§ **DOCUMENT SEGMENT**:
<<<<

Ethiopian diplomat: PM Abiy Ahmed ‘misquoted’ on Kenya embassy closure

Uhuru in Ethiopia

President Uhuru Kenyatta and Ethiopian Prime Minister Abiy Ahmed are pictured at Bole International Airport in Addis Ababa on June 8, 2021.

Photo credit: PSCU

What you need to know:

  • Ambassador Meles Alem Tekea said the mission in Kenya will not be closed, in line with his country’s foreign policy on regional integration.

The Ethiopian ambassador to Kenya now says Prime Minister Abiy Ahmed was being hypothetical when he said the embassy in Kenya was among those to be shut down to save costs.

Meles Alem Tekea said the mission in Kenya will not be closed, in line with his country’s foreign policy on regional integration.

“The Prime Minister was being hypothetical. The truth is that the embassy will not be closed. It is a very clear policy that our neighbours are priority in our foreign policy,” he told the Nation on phone on Tuesday.

Later, the embassy sent a statement terming the report that the mission in Kenya was among those to be closed as “false and wild guess”.

“The Nairobi mission will not be closed. Ethiopia’s neighbouring countries such as Kenya remains a priority to the Ethiopian foreign policy.”

Ethiopia's Prime Minister Abiy Ahmed

In this file photo taken on April 2, 2018 Abiy Ahmed, newly elected Prime Minister of Ethiopia, addresses the house of Parliament in Addis Ababa, after the swearing-in ceremony. 

Photo credit: Zacharias Abubeker | Pool | AFP

What PM said

In a briefing to Ethiopian lawmakers on Monday, PM Abiy said Ethiopia will shut down several embassies to manage costs and have most diplomats work as non-resident ambassadors to their countries of accreditation.

He did use Kenya as an example, suggesting diplomats accredited to Nairobi could make field visits to Kenya instead of being resident.

>>>>

§ **PROMPT 1**:
Count the lines in the listing below that contain the string "plus", and reply with the number only.

§ **PROVIDED ENTRIES**:
<<<<

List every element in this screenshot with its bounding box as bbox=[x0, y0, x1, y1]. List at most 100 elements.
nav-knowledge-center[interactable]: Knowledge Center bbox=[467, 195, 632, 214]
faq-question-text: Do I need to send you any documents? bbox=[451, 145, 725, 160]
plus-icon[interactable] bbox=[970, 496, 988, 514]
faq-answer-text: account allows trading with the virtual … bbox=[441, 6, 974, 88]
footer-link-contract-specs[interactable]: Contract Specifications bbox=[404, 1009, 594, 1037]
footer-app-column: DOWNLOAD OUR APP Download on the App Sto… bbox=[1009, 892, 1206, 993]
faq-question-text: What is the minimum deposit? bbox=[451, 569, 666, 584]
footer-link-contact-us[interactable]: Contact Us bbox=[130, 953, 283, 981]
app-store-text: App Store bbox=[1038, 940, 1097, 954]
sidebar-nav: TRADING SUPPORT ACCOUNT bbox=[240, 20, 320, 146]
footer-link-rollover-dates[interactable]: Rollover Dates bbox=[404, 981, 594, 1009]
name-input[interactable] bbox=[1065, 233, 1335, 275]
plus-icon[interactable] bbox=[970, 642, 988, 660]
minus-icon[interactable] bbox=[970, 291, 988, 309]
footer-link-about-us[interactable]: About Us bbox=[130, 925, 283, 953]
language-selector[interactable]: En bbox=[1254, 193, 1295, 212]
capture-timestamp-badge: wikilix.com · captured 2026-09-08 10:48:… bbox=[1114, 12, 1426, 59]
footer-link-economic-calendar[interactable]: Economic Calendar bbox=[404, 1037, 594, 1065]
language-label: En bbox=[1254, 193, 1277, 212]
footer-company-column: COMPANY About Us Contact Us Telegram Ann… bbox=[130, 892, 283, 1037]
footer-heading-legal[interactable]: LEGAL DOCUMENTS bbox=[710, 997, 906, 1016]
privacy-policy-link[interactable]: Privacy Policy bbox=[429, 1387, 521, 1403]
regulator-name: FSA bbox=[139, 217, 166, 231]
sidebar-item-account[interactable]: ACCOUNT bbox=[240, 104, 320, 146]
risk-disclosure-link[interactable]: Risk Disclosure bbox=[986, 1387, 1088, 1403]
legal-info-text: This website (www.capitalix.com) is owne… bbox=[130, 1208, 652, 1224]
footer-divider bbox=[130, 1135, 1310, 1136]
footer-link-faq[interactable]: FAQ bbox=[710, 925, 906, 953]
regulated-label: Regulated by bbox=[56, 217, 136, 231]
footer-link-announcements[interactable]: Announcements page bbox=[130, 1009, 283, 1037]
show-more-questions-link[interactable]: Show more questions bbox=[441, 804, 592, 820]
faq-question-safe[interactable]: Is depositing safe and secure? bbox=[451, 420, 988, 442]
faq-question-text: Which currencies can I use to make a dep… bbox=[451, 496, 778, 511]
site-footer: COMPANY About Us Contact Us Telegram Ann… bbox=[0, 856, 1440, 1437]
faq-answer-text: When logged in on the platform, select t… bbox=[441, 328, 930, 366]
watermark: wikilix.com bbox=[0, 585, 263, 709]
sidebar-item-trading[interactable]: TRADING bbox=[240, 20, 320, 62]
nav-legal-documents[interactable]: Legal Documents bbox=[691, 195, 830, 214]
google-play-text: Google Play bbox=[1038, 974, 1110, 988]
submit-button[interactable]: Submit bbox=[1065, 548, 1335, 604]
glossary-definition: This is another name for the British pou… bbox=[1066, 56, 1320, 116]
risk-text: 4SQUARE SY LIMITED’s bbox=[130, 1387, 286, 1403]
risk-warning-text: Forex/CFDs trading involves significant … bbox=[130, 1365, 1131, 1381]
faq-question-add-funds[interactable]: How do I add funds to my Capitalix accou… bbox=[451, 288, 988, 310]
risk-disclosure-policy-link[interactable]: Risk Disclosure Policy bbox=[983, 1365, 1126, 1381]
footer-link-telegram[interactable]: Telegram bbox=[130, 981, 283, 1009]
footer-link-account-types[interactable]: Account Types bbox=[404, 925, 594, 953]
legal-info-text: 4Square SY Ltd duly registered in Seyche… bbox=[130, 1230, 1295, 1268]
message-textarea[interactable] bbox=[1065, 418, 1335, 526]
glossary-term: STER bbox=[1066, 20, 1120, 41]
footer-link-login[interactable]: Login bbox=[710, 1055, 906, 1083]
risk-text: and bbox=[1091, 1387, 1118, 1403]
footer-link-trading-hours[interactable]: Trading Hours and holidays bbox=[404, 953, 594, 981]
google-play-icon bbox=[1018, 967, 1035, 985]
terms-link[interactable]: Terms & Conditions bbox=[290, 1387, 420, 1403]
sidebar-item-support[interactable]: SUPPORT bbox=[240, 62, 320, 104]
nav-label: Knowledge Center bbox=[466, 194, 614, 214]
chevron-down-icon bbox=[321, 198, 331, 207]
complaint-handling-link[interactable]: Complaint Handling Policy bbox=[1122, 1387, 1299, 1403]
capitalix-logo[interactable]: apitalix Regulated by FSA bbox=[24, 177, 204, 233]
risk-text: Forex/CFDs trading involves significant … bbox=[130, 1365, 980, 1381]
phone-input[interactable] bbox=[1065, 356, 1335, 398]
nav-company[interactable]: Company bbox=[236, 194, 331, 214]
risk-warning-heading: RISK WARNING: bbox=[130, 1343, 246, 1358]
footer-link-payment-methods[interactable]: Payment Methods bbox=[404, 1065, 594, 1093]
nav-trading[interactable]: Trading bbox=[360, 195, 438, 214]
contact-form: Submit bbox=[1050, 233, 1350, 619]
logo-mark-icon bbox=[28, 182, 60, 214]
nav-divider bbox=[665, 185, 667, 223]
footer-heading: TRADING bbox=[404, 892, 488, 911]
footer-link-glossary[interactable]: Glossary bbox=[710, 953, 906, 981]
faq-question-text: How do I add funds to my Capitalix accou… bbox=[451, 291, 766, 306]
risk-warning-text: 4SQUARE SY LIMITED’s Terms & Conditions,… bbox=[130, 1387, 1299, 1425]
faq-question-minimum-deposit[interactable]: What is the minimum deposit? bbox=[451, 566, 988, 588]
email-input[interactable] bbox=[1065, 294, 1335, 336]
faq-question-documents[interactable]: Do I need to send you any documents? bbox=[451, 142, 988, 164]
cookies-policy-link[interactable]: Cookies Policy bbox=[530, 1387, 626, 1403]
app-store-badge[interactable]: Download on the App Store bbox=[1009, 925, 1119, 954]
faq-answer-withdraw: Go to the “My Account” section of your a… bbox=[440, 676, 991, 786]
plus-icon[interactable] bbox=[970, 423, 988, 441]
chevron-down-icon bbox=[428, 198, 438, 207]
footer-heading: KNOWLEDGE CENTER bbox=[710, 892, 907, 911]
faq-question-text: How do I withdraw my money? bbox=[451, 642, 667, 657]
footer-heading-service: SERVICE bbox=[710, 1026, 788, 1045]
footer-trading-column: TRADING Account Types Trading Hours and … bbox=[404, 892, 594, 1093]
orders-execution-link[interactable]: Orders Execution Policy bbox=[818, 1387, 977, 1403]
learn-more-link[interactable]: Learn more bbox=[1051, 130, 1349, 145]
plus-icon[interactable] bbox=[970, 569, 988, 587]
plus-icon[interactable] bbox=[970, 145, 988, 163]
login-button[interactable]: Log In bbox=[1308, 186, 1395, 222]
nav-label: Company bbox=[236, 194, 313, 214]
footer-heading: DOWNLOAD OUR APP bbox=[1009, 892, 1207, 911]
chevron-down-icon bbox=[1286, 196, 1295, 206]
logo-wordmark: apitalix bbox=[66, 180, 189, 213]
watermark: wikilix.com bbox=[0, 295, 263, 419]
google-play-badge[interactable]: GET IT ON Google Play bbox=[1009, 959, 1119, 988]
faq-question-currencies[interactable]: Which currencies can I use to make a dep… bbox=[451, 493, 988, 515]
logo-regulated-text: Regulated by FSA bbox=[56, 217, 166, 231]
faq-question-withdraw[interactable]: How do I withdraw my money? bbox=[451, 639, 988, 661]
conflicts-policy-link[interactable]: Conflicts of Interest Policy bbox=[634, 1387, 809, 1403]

>>>>

§ **PROMPT 2**:
Continue the news report on the Ethiopian embassy in Kenya from the point where the report stops.

§ **FINAL RESULT 1**:
5

§ **FINAL RESULT 2**:
“Ethiopia shouldn’t have 60 or so embassies and consulates in the present moment. Instead of throwing US dollars everywhere … at least 30 of the embassies should be closed … the ambassadors should instead be here,” he said.

He added: “The Ethiopian ambassador in Kenya, for example, probably meets the Kenyan foreign minister once a year or once in two years."

The actual list of embassies to be closed was not disclosed and Abiy suggested the policy will be implemented once his Prosperity Party settles in after winning elections.

This, he told legislators, was part of his reforms in foreign policy to save costs in running missions abroad.

“With the current situation Ethiopia is in, the country doesn't need to have as many as 60 or so embassies and consulates,” he said.

Instead of hiring drivers, Abiy said, government ministers will be required to drive themselves.

“What we want is a person who gets wet in the mud and runs while reforming the country,” he said.

People carry flags for Tigray's pre-war government (left) and the Tigray People's Liberation Front (right) as well as a portrait of its pre-war President, Debretsion Gebremichael, as captive Ethiopian soldiers walk towards Mekelle Rehabilitation Center in Mekelle, the capital of Tigray region, Ethiopia, on July 2, 2021. 

Photo credit: Yasuyoshi Chiba | AFP

Resources stretched

The move came just a week after Ethiopia admitted resources were stretched, especially after the war in Tigray in which Ethiopian forces had been pursuing the Tigray People’s Liberation Front (TPLF), once a ruling party but now considered a terrorist group.

Last week, Addis Ababa admitted it had lost some $2.3 billion in infrastructure damage in Tigray, even as the TPLF paraded thousands of captured Ethiopian soldiers following a unilateral ceasefire by Addis Ababa.

Abiy said the withdrawal of the country's defence forces from Tigray was the right decision.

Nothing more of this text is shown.